Set task =>
Can you copy out the data exactly? Leave the images out.

Extracted data =>
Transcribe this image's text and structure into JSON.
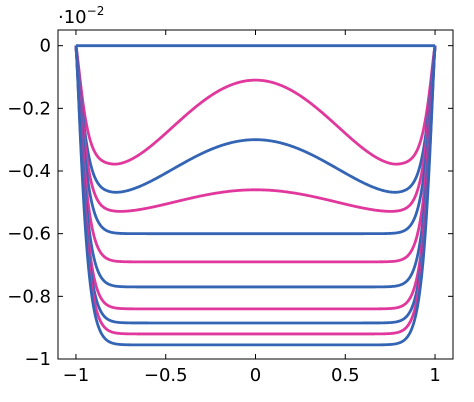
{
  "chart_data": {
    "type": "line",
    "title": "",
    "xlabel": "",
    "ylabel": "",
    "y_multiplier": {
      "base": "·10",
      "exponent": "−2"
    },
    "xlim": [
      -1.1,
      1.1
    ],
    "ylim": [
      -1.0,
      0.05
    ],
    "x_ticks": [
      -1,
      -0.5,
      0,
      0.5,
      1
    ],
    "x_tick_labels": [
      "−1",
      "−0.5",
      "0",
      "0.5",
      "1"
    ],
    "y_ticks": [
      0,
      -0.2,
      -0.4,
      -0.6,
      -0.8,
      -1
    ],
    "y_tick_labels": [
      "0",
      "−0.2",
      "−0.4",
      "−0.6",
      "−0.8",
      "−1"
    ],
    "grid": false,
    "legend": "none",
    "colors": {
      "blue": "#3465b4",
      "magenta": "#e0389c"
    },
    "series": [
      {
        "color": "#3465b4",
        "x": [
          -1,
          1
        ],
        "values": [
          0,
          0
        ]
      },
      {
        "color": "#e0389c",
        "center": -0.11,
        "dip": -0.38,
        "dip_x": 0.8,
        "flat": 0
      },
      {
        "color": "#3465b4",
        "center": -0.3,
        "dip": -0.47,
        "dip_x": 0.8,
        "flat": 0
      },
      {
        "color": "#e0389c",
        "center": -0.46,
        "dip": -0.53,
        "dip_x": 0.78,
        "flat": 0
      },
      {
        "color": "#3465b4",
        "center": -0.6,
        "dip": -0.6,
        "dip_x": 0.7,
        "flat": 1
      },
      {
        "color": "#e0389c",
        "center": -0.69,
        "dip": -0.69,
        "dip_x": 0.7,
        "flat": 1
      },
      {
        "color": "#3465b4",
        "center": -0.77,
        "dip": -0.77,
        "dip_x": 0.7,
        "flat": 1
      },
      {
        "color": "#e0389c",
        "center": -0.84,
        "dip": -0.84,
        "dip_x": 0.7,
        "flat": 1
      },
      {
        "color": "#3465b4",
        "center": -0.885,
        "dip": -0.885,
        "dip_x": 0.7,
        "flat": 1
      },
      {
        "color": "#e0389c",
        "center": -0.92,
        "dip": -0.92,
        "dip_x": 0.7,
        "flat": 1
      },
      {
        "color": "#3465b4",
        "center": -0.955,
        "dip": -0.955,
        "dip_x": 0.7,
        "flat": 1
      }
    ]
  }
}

Full solution =>
Transcribe this image's text and structure into JSON.
{
  "chart_data": {
    "type": "line",
    "title": "",
    "xlabel": "",
    "ylabel": "",
    "y_multiplier": {
      "base": "·10",
      "exponent": "−2"
    },
    "xlim": [
      -1.1,
      1.1
    ],
    "ylim": [
      -1.0,
      0.05
    ],
    "x_ticks": [
      -1,
      -0.5,
      0,
      0.5,
      1
    ],
    "x_tick_labels": [
      "−1",
      "−0.5",
      "0",
      "0.5",
      "1"
    ],
    "y_ticks": [
      0,
      -0.2,
      -0.4,
      -0.6,
      -0.8,
      -1
    ],
    "y_tick_labels": [
      "0",
      "−0.2",
      "−0.4",
      "−0.6",
      "−0.8",
      "−1"
    ],
    "grid": false,
    "legend": "none",
    "colors": {
      "blue": "#3465b4",
      "magenta": "#e0389c"
    },
    "series": [
      {
        "color": "#3465b4",
        "x": [
          -1,
          1
        ],
        "values": [
          0,
          0
        ]
      },
      {
        "color": "#e0389c",
        "center": -0.11,
        "dip": -0.38,
        "dip_x": 0.8,
        "flat": 0
      },
      {
        "color": "#3465b4",
        "center": -0.3,
        "dip": -0.47,
        "dip_x": 0.8,
        "flat": 0
      },
      {
        "color": "#e0389c",
        "center": -0.46,
        "dip": -0.53,
        "dip_x": 0.78,
        "flat": 0
      },
      {
        "color": "#3465b4",
        "center": -0.6,
        "dip": -0.6,
        "dip_x": 0.7,
        "flat": 1
      },
      {
        "color": "#e0389c",
        "center": -0.69,
        "dip": -0.69,
        "dip_x": 0.7,
        "flat": 1
      },
      {
        "color": "#3465b4",
        "center": -0.77,
        "dip": -0.77,
        "dip_x": 0.7,
        "flat": 1
      },
      {
        "color": "#e0389c",
        "center": -0.84,
        "dip": -0.84,
        "dip_x": 0.7,
        "flat": 1
      },
      {
        "color": "#3465b4",
        "center": -0.885,
        "dip": -0.885,
        "dip_x": 0.7,
        "flat": 1
      },
      {
        "color": "#e0389c",
        "center": -0.92,
        "dip": -0.92,
        "dip_x": 0.7,
        "flat": 1
      },
      {
        "color": "#3465b4",
        "center": -0.955,
        "dip": -0.955,
        "dip_x": 0.7,
        "flat": 1
      }
    ]
  }
}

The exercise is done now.